- _DO THIS_
Reproduce exactly the lines beginning with the line that contains "Transcribe the text in this document." and ending at the final line of the material below.
*-*-*
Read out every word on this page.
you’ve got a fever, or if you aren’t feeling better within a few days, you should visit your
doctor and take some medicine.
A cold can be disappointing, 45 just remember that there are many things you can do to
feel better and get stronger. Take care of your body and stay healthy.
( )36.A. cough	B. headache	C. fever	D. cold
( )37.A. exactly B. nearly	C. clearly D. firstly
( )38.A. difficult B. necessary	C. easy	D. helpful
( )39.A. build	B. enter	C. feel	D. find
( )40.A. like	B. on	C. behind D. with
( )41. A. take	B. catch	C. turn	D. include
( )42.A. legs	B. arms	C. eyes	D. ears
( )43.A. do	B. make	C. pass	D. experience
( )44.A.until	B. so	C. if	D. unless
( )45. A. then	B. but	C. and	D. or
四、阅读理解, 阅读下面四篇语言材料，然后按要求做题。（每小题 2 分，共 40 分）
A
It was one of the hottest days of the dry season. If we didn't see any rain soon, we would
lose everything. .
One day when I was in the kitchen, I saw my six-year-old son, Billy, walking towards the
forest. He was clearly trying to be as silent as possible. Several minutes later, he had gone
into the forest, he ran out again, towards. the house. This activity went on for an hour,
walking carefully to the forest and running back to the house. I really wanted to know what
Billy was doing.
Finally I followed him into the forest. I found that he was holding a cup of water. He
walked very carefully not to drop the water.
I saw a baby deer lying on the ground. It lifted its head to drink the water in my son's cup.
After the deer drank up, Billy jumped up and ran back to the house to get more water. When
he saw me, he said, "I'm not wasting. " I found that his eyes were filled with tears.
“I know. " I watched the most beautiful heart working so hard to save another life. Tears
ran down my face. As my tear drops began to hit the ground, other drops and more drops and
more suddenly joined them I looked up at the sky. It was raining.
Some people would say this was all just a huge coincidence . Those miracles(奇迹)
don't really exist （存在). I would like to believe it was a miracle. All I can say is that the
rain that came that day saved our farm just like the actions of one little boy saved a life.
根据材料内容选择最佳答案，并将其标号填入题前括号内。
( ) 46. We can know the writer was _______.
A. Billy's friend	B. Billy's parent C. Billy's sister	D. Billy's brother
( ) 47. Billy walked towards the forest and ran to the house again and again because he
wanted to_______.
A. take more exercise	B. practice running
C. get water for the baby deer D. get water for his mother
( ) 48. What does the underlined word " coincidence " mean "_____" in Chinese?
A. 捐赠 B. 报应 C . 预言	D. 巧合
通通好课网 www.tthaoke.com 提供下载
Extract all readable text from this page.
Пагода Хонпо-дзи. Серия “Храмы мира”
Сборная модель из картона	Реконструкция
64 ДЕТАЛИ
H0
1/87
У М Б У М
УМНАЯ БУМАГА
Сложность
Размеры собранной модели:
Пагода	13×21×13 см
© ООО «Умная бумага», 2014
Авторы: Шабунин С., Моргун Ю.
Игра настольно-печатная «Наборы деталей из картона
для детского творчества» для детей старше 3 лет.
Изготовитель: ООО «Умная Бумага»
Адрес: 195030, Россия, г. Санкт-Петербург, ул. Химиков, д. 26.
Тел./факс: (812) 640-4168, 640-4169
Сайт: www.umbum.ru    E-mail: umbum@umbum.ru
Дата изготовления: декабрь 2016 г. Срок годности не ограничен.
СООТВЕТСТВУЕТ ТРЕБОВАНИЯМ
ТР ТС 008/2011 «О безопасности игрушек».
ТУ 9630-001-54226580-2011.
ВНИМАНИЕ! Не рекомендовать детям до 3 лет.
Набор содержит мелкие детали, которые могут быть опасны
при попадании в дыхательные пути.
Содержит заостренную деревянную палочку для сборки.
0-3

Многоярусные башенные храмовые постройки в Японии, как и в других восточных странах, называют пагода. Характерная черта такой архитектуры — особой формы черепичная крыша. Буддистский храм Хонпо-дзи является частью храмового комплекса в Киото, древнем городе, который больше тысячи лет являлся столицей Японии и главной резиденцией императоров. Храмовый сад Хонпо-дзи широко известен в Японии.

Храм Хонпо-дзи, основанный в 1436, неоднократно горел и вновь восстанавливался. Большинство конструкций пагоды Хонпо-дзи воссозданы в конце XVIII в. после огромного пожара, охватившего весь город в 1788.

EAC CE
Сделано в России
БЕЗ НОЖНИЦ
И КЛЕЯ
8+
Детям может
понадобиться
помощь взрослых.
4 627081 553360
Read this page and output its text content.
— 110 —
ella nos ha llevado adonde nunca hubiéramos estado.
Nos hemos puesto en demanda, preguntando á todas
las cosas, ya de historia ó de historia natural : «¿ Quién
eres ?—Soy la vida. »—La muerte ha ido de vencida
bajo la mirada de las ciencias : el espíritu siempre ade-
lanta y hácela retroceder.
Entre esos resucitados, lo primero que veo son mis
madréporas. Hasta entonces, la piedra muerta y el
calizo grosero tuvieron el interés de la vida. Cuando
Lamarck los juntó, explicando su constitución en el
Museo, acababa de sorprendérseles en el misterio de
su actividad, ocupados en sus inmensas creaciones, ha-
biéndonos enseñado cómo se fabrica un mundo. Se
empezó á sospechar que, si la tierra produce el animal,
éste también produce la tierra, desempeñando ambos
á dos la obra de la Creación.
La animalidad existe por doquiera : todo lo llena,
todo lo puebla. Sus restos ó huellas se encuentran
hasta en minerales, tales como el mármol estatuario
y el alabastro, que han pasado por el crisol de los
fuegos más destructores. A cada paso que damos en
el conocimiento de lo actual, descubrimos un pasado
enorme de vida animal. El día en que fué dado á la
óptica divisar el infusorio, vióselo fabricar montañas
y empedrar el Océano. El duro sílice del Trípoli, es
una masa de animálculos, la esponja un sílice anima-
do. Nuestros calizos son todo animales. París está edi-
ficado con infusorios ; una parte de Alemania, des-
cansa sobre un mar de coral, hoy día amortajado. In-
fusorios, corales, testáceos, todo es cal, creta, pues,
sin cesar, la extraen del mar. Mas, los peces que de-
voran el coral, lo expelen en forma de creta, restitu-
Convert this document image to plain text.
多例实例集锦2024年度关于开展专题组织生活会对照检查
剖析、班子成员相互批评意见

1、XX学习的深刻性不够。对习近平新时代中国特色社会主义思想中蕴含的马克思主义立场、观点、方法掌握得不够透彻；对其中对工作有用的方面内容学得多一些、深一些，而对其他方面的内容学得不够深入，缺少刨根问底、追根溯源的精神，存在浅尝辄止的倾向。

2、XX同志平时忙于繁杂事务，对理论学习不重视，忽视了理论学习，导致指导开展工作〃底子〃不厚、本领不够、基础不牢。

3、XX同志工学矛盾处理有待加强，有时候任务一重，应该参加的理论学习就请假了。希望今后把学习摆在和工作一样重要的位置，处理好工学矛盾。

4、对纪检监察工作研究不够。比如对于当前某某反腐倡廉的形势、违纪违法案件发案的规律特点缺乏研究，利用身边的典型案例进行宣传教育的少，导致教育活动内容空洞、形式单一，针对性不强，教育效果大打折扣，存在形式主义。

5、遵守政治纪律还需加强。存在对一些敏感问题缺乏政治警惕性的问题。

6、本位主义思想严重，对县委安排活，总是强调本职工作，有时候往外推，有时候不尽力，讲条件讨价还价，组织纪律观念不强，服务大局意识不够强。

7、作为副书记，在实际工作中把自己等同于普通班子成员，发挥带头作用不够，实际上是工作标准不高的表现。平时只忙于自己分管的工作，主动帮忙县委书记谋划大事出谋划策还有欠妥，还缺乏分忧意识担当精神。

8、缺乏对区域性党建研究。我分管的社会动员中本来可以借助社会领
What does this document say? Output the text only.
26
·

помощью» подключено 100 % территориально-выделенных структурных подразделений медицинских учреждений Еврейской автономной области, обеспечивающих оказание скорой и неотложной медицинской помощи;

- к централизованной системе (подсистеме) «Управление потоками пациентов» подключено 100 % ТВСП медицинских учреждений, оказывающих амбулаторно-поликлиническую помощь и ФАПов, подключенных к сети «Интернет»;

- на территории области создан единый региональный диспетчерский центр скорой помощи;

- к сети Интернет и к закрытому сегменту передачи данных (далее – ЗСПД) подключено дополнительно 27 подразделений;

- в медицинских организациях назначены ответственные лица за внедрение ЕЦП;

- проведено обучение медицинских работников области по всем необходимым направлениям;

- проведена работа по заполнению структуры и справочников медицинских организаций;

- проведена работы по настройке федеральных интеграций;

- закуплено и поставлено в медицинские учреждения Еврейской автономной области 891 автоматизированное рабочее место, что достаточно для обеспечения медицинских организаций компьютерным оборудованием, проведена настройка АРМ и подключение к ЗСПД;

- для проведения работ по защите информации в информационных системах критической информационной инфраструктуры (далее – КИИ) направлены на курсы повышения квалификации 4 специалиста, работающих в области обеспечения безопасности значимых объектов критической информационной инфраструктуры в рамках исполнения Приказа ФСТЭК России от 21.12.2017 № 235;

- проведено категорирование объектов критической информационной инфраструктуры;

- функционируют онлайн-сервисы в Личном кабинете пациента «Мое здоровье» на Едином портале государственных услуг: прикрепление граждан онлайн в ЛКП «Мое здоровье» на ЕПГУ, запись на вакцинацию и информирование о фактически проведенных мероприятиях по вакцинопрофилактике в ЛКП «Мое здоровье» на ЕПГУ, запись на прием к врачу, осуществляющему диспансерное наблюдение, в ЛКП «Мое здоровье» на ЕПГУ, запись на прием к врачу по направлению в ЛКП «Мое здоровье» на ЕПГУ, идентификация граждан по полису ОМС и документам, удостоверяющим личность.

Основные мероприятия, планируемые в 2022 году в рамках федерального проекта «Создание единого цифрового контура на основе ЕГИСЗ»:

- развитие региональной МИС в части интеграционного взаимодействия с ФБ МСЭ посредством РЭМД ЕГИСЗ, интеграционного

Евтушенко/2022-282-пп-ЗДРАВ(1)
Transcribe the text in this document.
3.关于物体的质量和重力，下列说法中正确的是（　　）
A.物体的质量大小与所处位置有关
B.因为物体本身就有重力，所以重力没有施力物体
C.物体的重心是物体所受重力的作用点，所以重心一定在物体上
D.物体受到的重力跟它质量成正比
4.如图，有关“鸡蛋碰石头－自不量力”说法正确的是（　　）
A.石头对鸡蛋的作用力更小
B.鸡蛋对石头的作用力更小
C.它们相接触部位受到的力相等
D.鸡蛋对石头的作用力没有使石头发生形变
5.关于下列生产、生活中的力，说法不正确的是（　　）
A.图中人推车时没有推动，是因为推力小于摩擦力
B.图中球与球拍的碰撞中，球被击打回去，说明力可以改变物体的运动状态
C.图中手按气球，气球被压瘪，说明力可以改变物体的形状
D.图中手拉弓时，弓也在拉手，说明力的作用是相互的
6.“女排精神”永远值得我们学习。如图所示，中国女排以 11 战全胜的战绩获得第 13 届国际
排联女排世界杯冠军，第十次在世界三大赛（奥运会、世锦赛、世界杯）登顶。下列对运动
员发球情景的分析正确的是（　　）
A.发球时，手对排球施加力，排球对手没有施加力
*-*-*
- _RESULT OF THE TASK_
Transcribe the text in this document.
3.关于物体的质量和重力，下列说法中正确的是（　　）
A.物体的质量大小与所处位置有关
B.因为物体本身就有重力，所以重力没有施力物体
C.物体的重心是物体所受重力的作用点，所以重心一定在物体上
D.物体受到的重力跟它质量成正比
4.如图，有关“鸡蛋碰石头－自不量力”说法正确的是（　　）
A.石头对鸡蛋的作用力更小
B.鸡蛋对石头的作用力更小
C.它们相接触部位受到的力相等
D.鸡蛋对石头的作用力没有使石头发生形变
5.关于下列生产、生活中的力，说法不正确的是（　　）
A.图中人推车时没有推动，是因为推力小于摩擦力
B.图中球与球拍的碰撞中，球被击打回去，说明力可以改变物体的运动状态
C.图中手按气球，气球被压瘪，说明力可以改变物体的形状
D.图中手拉弓时，弓也在拉手，说明力的作用是相互的
6.“女排精神”永远值得我们学习。如图所示，中国女排以 11 战全胜的战绩获得第 13 届国际
排联女排世界杯冠军，第十次在世界三大赛（奥运会、世锦赛、世界杯）登顶。下列对运动
员发球情景的分析正确的是（　　）
A.发球时，手对排球施加力，排球对手没有施加力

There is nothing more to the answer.